[Data items]
>> start
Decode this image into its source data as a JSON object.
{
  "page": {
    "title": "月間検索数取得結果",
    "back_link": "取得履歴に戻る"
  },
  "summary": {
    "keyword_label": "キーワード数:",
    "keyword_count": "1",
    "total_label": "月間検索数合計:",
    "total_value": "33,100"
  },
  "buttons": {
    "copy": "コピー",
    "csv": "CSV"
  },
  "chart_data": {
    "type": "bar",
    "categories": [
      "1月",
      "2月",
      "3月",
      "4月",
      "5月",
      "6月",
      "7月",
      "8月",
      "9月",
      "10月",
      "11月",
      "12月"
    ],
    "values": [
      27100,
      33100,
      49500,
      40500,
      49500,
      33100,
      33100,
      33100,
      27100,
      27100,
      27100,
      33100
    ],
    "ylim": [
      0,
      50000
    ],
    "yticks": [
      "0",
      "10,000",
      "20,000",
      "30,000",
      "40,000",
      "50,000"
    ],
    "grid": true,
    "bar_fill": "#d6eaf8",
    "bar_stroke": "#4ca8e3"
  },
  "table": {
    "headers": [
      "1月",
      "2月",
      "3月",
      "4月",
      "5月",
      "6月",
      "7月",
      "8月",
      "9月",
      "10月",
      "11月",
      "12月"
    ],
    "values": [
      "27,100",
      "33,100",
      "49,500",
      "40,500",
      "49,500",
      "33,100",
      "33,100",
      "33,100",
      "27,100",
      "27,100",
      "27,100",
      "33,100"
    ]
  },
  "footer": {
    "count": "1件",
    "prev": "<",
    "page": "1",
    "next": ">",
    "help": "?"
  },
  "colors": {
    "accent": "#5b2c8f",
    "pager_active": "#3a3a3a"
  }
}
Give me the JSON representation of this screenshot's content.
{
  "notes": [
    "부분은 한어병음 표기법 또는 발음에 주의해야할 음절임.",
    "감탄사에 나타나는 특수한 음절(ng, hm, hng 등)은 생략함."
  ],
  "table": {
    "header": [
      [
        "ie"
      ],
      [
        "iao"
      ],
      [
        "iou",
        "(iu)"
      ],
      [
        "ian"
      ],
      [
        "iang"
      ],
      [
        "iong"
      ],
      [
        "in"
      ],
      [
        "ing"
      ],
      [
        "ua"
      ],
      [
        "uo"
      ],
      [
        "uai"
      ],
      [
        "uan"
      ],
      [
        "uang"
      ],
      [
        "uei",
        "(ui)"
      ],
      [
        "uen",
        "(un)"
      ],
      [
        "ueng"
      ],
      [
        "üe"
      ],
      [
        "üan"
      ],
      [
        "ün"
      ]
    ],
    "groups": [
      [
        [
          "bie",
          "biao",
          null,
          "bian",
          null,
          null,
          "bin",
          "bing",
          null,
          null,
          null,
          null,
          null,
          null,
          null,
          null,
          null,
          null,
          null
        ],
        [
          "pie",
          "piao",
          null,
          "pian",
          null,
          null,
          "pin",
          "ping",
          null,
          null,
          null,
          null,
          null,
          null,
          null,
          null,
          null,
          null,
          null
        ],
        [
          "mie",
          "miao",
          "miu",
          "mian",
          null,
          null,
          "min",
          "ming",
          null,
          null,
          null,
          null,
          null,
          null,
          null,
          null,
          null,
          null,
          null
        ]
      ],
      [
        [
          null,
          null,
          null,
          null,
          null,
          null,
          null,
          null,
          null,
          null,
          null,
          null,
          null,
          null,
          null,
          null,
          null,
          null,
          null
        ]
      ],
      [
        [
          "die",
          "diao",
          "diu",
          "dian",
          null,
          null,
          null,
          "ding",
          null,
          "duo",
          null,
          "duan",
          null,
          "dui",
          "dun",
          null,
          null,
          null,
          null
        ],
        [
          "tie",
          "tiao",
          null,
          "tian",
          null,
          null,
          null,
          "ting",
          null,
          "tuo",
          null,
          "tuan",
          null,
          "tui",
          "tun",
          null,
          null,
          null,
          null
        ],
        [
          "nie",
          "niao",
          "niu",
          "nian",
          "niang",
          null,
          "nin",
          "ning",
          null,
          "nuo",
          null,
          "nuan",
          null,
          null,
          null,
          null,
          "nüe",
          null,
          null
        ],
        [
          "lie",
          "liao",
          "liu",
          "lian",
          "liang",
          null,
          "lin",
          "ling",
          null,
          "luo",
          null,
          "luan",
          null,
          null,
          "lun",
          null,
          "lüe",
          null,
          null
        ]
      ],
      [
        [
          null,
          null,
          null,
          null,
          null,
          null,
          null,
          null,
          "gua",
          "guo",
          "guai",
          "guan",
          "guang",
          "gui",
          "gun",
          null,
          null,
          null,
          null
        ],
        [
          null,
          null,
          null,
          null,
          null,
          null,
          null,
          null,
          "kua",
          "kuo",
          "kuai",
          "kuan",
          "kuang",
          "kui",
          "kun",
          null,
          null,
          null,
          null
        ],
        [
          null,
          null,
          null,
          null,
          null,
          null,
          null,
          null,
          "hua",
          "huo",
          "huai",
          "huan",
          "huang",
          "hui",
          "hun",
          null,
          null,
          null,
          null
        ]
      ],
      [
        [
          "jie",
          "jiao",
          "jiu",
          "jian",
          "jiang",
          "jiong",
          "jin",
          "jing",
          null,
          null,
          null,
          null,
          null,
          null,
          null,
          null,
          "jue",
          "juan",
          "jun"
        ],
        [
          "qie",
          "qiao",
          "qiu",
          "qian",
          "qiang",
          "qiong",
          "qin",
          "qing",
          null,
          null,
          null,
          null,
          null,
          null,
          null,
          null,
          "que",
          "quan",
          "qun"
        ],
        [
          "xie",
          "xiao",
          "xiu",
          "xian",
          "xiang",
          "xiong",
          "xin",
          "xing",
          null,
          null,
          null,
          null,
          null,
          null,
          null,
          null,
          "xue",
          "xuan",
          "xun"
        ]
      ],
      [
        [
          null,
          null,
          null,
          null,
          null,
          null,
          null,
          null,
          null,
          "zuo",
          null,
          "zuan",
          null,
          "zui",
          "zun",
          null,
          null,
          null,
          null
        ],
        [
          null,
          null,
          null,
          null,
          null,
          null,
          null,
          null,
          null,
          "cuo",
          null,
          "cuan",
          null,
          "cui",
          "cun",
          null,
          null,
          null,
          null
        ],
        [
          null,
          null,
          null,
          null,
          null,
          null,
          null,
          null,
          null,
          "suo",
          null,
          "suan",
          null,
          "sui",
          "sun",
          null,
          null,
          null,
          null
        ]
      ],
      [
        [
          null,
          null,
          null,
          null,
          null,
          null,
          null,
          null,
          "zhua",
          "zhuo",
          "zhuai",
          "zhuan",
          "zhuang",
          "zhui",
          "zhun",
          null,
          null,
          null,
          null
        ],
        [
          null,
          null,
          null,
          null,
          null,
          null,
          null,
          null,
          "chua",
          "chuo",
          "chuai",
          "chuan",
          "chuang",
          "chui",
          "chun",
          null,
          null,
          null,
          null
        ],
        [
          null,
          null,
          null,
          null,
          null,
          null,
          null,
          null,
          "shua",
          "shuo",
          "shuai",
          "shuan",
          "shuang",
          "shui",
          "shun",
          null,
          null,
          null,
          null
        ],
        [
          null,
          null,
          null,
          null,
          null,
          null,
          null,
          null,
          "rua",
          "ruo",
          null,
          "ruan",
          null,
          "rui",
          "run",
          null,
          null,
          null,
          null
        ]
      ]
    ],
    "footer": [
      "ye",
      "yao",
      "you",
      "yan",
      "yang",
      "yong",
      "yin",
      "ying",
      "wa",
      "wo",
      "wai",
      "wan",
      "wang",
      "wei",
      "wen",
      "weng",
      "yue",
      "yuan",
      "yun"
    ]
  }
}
>> end
TASK REQUIREMENTS :: Write out the entries above once more, without altering anything.

ANSWER TO THE TASK ::
Decode this image into its source data as a JSON object.
{
  "page": {
    "title": "月間検索数取得結果",
    "back_link": "取得履歴に戻る"
  },
  "summary": {
    "keyword_label": "キーワード数:",
    "keyword_count": "1",
    "total_label": "月間検索数合計:",
    "total_value": "33,100"
  },
  "buttons": {
    "copy": "コピー",
    "csv": "CSV"
  },
  "chart_data": {
    "type": "bar",
    "categories": [
      "1月",
      "2月",
      "3月",
      "4月",
      "5月",
      "6月",
      "7月",
      "8月",
      "9月",
      "10月",
      "11月",
      "12月"
    ],
    "values": [
      27100,
      33100,
      49500,
      40500,
      49500,
      33100,
      33100,
      33100,
      27100,
      27100,
      27100,
      33100
    ],
    "ylim": [
      0,
      50000
    ],
    "yticks": [
      "0",
      "10,000",
      "20,000",
      "30,000",
      "40,000",
      "50,000"
    ],
    "grid": true,
    "bar_fill": "#d6eaf8",
    "bar_stroke": "#4ca8e3"
  },
  "table": {
    "headers": [
      "1月",
      "2月",
      "3月",
      "4月",
      "5月",
      "6月",
      "7月",
      "8月",
      "9月",
      "10月",
      "11月",
      "12月"
    ],
    "values": [
      "27,100",
      "33,100",
      "49,500",
      "40,500",
      "49,500",
      "33,100",
      "33,100",
      "33,100",
      "27,100",
      "27,100",
      "27,100",
      "33,100"
    ]
  },
  "footer": {
    "count": "1件",
    "prev": "<",
    "page": "1",
    "next": ">",
    "help": "?"
  },
  "colors": {
    "accent": "#5b2c8f",
    "pager_active": "#3a3a3a"
  }
}
Give me the JSON representation of this screenshot's content.
{
  "notes": [
    "부분은 한어병음 표기법 또는 발음에 주의해야할 음절임.",
    "감탄사에 나타나는 특수한 음절(ng, hm, hng 등)은 생략함."
  ],
  "table": {
    "header": [
      [
        "ie"
      ],
      [
        "iao"
      ],
      [
        "iou",
        "(iu)"
      ],
      [
        "ian"
      ],
      [
        "iang"
      ],
      [
        "iong"
      ],
      [
        "in"
      ],
      [
        "ing"
      ],
      [
        "ua"
      ],
      [
        "uo"
      ],
      [
        "uai"
      ],
      [
        "uan"
      ],
      [
        "uang"
      ],
      [
        "uei",
        "(ui)"
      ],
      [
        "uen",
        "(un)"
      ],
      [
        "ueng"
      ],
      [
        "üe"
      ],
      [
        "üan"
      ],
      [
        "ün"
      ]
    ],
    "groups": [
      [
        [
          "bie",
          "biao",
          null,
          "bian",
          null,
          null,
          "bin",
          "bing",
          null,
          null,
          null,
          null,
          null,
          null,
          null,
          null,
          null,
          null,
          null
        ],
        [
          "pie",
          "piao",
          null,
          "pian",
          null,
          null,
          "pin",
          "ping",
          null,
          null,
          null,
          null,
          null,
          null,
          null,
          null,
          null,
          null,
          null
        ],
        [
          "mie",
          "miao",
          "miu",
          "mian",
          null,
          null,
          "min",
          "ming",
          null,
          null,
          null,
          null,
          null,
          null,
          null,
          null,
          null,
          null,
          null
        ]
      ],
      [
        [
          null,
          null,
          null,
          null,
          null,
          null,
          null,
          null,
          null,
          null,
          null,
          null,
          null,
          null,
          null,
          null,
          null,
          null,
          null
        ]
      ],
      [
        [
          "die",
          "diao",
          "diu",
          "dian",
          null,
          null,
          null,
          "ding",
          null,
          "duo",
          null,
          "duan",
          null,
          "dui",
          "dun",
          null,
          null,
          null,
          null
        ],
        [
          "tie",
          "tiao",
          null,
          "tian",
          null,
          null,
          null,
          "ting",
          null,
          "tuo",
          null,
          "tuan",
          null,
          "tui",
          "tun",
          null,
          null,
          null,
          null
        ],
        [
          "nie",
          "niao",
          "niu",
          "nian",
          "niang",
          null,
          "nin",
          "ning",
          null,
          "nuo",
          null,
          "nuan",
          null,
          null,
          null,
          null,
          "nüe",
          null,
          null
        ],
        [
          "lie",
          "liao",
          "liu",
          "lian",
          "liang",
          null,
          "lin",
          "ling",
          null,
          "luo",
          null,
          "luan",
          null,
          null,
          "lun",
          null,
          "lüe",
          null,
          null
        ]
      ],
      [
        [
          null,
          null,
          null,
          null,
          null,
          null,
          null,
          null,
          "gua",
          "guo",
          "guai",
          "guan",
          "guang",
          "gui",
          "gun",
          null,
          null,
          null,
          null
        ],
        [
          null,
          null,
          null,
          null,
          null,
          null,
          null,
          null,
          "kua",
          "kuo",
          "kuai",
          "kuan",
          "kuang",
          "kui",
          "kun",
          null,
          null,
          null,
          null
        ],
        [
          null,
          null,
          null,
          null,
          null,
          null,
          null,
          null,
          "hua",
          "huo",
          "huai",
          "huan",
          "huang",
          "hui",
          "hun",
          null,
          null,
          null,
          null
        ]
      ],
      [
        [
          "jie",
          "jiao",
          "jiu",
          "jian",
          "jiang",
          "jiong",
          "jin",
          "jing",
          null,
          null,
          null,
          null,
          null,
          null,
          null,
          null,
          "jue",
          "juan",
          "jun"
        ],
        [
          "qie",
          "qiao",
          "qiu",
          "qian",
          "qiang",
          "qiong",
          "qin",
          "qing",
          null,
          null,
          null,
          null,
          null,
          null,
          null,
          null,
          "que",
          "quan",
          "qun"
        ],
        [
          "xie",
          "xiao",
          "xiu",
          "xian",
          "xiang",
          "xiong",
          "xin",
          "xing",
          null,
          null,
          null,
          null,
          null,
          null,
          null,
          null,
          "xue",
          "xuan",
          "xun"
        ]
      ],
      [
        [
          null,
          null,
          null,
          null,
          null,
          null,
          null,
          null,
          null,
          "zuo",
          null,
          "zuan",
          null,
          "zui",
          "zun",
          null,
          null,
          null,
          null
        ],
        [
          null,
          null,
          null,
          null,
          null,
          null,
          null,
          null,
          null,
          "cuo",
          null,
          "cuan",
          null,
          "cui",
          "cun",
          null,
          null,
          null,
          null
        ],
        [
          null,
          null,
          null,
          null,
          null,
          null,
          null,
          null,
          null,
          "suo",
          null,
          "suan",
          null,
          "sui",
          "sun",
          null,
          null,
          null,
          null
        ]
      ],
      [
        [
          null,
          null,
          null,
          null,
          null,
          null,
          null,
          null,
          "zhua",
          "zhuo",
          "zhuai",
          "zhuan",
          "zhuang",
          "zhui",
          "zhun",
          null,
          null,
          null,
          null
        ],
        [
          null,
          null,
          null,
          null,
          null,
          null,
          null,
          null,
          "chua",
          "chuo",
          "chuai",
          "chuan",
          "chuang",
          "chui",
          "chun",
          null,
          null,
          null,
          null
        ],
        [
          null,
          null,
          null,
          null,
          null,
          null,
          null,
          null,
          "shua",
          "shuo",
          "shuai",
          "shuan",
          "shuang",
          "shui",
          "shun",
          null,
          null,
          null,
          null
        ],
        [
          null,
          null,
          null,
          null,
          null,
          null,
          null,
          null,
          "rua",
          "ruo",
          null,
          "ruan",
          null,
          "rui",
          "run",
          null,
          null,
          null,
          null
        ]
      ]
    ],
    "footer": [
      "ye",
      "yao",
      "you",
      "yan",
      "yang",
      "yong",
      "yin",
      "ying",
      "wa",
      "wo",
      "wai",
      "wan",
      "wang",
      "wei",
      "wen",
      "weng",
      "yue",
      "yuan",
      "yun"
    ]
  }
}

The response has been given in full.